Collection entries
______

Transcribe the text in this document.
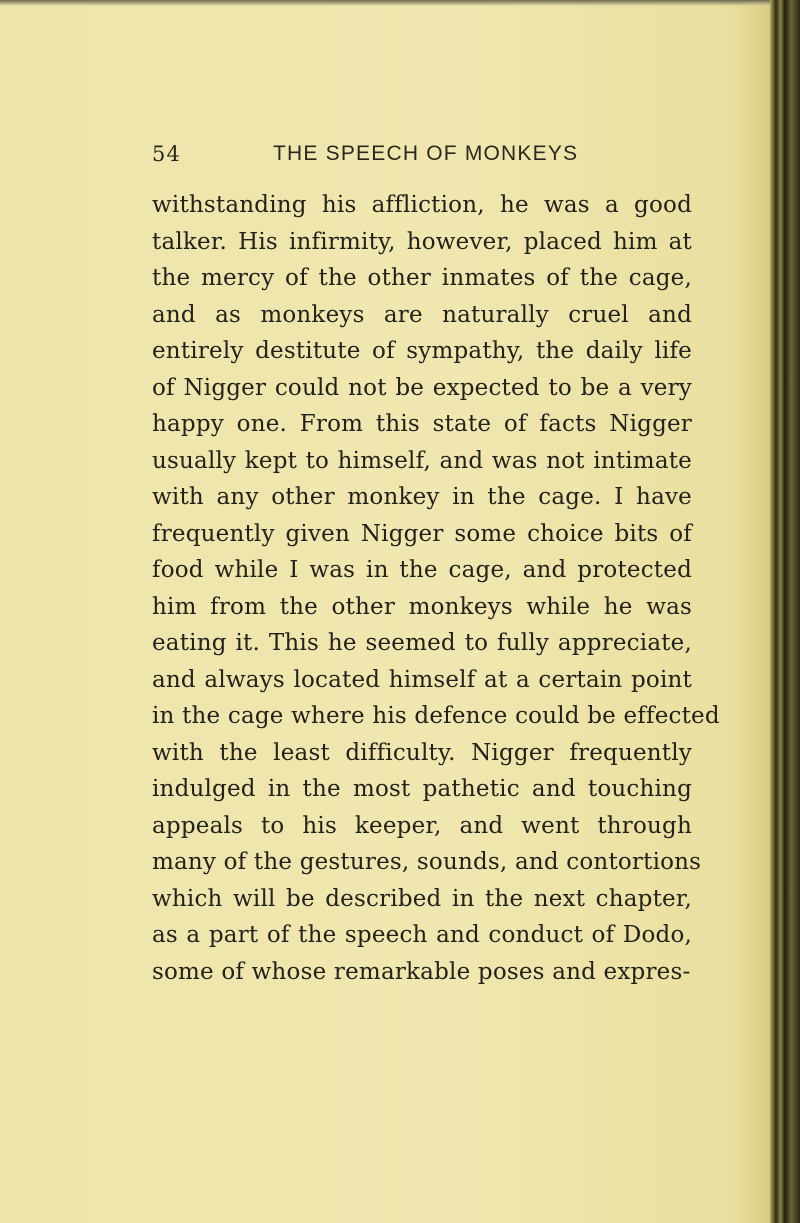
54	THE SPEECH OF MONKEYS
withstanding his affliction, he was a good
talker. His infirmity, however, placed him at
the mercy of the other inmates of the cage,
and as monkeys are naturally cruel and
entirely destitute of sympathy, the daily life
of Nigger could not be expected to be a very
happy one. From this state of facts Nigger
usually kept to himself, and was not intimate
with any other monkey in the cage. I have
frequently given Nigger some choice bits of
food while I was in the cage, and protected
him from the other monkeys while he was
eating it. This he seemed to fully appreciate,
and always located himself at a certain point
in the cage where his defence could be effected
with the least difficulty. Nigger frequently
indulged in the most pathetic and touching
appeals to his keeper, and went through
many of the gestures, sounds, and contortions
which will be described in the next chapter,
as a part of the speech and conduct of Dodo,
some of whose remarkable poses and expres-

______

## Exercise requirements:
Determine how many lines in the listing above hold the string "cage", then write only the number.

## Solution for this problem:
4